EXERCISE DETAILS: Identify every line in the records below that contains the word "icon", and reproduce each one.

======== DATA SUPPLIED

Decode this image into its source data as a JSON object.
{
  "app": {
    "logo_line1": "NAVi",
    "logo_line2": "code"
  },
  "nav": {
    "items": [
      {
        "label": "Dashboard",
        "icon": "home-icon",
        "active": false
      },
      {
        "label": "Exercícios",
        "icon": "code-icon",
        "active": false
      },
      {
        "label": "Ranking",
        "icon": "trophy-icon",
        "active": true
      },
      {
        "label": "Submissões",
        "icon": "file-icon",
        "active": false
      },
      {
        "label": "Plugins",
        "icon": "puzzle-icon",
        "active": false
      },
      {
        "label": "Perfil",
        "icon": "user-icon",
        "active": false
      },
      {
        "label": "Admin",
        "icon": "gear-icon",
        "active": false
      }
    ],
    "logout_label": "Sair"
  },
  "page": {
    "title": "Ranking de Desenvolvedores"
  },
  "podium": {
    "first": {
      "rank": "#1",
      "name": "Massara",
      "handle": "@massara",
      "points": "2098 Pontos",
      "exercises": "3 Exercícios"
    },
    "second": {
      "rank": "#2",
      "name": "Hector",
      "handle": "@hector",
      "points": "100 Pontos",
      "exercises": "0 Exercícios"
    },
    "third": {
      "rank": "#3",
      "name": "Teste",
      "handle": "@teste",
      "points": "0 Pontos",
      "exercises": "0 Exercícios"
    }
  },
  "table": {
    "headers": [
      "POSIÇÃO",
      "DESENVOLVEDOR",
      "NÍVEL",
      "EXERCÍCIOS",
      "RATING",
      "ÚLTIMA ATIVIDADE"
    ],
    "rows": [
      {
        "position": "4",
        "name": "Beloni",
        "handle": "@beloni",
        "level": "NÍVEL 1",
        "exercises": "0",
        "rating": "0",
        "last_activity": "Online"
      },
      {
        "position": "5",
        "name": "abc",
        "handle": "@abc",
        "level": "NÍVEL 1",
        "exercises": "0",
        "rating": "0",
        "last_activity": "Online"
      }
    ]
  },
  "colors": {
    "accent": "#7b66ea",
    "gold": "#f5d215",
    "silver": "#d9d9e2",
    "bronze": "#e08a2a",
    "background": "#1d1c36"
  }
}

================

FINAL RESULT:
        "icon": "home-icon",
        "icon": "code-icon",
        "icon": "trophy-icon",
        "icon": "file-icon",
        "icon": "puzzle-icon",
        "icon": "user-icon",
        "icon": "gear-icon",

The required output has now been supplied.